* _WHAT YOU ARE ASKED TO DO_: Scan the material below for the string "还原以前的版本". Report every line that has it.

* _INPUT DATA_:

============

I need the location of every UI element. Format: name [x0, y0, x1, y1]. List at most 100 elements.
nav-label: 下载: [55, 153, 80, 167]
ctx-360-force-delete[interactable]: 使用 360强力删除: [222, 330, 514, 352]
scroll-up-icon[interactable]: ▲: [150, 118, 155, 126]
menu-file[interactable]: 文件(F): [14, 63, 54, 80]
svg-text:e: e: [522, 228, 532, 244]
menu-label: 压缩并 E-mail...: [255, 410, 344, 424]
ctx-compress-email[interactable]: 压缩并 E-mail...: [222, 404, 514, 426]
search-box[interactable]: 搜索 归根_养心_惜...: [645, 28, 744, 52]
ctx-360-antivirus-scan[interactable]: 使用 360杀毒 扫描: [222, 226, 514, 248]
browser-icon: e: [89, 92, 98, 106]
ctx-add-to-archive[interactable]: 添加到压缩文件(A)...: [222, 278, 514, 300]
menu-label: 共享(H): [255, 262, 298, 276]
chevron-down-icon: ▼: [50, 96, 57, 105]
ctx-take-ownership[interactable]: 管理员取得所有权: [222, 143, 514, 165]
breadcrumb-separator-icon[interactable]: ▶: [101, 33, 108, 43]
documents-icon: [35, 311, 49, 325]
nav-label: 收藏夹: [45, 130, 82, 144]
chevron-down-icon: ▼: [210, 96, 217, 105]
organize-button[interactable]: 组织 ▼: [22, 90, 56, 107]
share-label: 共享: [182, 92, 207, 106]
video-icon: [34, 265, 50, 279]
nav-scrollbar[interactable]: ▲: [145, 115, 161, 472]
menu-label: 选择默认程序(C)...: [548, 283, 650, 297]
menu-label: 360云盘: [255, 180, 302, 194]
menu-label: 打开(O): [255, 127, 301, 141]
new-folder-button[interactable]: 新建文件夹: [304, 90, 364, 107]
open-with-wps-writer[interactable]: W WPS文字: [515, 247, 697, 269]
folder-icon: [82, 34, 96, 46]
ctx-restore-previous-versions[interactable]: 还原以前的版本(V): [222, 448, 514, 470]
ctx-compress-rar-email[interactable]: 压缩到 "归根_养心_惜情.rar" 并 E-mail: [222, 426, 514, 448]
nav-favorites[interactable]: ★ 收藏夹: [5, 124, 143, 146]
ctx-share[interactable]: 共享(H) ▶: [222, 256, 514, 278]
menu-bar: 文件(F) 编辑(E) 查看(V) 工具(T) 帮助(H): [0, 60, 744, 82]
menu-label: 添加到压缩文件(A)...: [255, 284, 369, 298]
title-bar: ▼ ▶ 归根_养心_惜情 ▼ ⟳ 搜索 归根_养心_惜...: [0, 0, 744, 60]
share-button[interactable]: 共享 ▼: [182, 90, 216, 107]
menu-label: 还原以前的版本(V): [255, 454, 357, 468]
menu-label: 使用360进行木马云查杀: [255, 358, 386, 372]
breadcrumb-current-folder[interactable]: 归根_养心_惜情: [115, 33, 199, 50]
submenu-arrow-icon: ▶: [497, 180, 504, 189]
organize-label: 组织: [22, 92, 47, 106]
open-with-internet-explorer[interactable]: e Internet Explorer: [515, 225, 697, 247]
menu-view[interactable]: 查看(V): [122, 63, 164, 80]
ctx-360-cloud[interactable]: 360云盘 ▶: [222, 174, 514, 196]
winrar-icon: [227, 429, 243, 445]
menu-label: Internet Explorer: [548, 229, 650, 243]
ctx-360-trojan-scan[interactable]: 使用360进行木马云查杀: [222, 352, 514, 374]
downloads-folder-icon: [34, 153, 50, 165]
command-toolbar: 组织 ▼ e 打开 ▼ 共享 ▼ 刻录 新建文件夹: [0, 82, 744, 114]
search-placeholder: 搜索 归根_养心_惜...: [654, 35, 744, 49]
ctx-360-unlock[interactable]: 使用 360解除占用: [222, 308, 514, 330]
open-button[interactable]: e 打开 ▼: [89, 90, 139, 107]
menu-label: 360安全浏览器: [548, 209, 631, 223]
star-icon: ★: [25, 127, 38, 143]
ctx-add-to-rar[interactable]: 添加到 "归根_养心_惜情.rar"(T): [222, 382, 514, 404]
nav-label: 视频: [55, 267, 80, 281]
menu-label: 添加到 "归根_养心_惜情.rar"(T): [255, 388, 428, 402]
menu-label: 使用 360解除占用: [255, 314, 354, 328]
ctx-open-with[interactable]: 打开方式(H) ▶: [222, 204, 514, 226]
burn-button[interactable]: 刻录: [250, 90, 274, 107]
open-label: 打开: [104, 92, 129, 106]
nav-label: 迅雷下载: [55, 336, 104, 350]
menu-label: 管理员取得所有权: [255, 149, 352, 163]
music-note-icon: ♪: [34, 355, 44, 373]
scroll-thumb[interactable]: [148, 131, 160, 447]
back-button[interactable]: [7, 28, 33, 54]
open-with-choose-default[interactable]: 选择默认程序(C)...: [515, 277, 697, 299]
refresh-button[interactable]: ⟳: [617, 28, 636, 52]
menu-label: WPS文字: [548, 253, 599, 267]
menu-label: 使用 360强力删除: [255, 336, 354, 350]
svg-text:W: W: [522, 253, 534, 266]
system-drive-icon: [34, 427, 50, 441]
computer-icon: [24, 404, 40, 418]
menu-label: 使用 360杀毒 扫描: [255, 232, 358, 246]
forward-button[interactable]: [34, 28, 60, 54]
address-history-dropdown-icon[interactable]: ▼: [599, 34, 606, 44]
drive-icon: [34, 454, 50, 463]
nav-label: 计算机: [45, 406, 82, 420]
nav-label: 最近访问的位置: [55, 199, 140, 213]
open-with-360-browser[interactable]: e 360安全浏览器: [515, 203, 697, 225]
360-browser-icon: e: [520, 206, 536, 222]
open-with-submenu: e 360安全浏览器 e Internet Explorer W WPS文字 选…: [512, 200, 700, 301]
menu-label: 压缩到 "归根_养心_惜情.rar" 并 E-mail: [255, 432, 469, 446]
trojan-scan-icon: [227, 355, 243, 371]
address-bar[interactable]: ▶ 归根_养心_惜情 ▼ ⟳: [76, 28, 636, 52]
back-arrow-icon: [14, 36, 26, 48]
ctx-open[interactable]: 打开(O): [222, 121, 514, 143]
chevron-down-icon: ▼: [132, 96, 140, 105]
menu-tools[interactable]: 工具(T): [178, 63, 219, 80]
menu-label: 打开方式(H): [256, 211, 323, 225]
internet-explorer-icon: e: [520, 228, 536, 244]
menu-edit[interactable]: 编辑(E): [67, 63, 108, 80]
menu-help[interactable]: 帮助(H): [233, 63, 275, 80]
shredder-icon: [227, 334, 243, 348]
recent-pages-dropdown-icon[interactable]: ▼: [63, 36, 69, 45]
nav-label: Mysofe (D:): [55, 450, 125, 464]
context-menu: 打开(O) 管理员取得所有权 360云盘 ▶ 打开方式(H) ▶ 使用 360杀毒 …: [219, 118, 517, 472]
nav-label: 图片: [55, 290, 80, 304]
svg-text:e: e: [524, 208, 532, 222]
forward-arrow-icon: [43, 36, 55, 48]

============

* _THE ANSWER_:
ctx-restore-previous-versions[interactable]: 还原以前的版本(V): [222, 448, 514, 470]
menu-label: 还原以前的版本(V): [255, 454, 357, 468]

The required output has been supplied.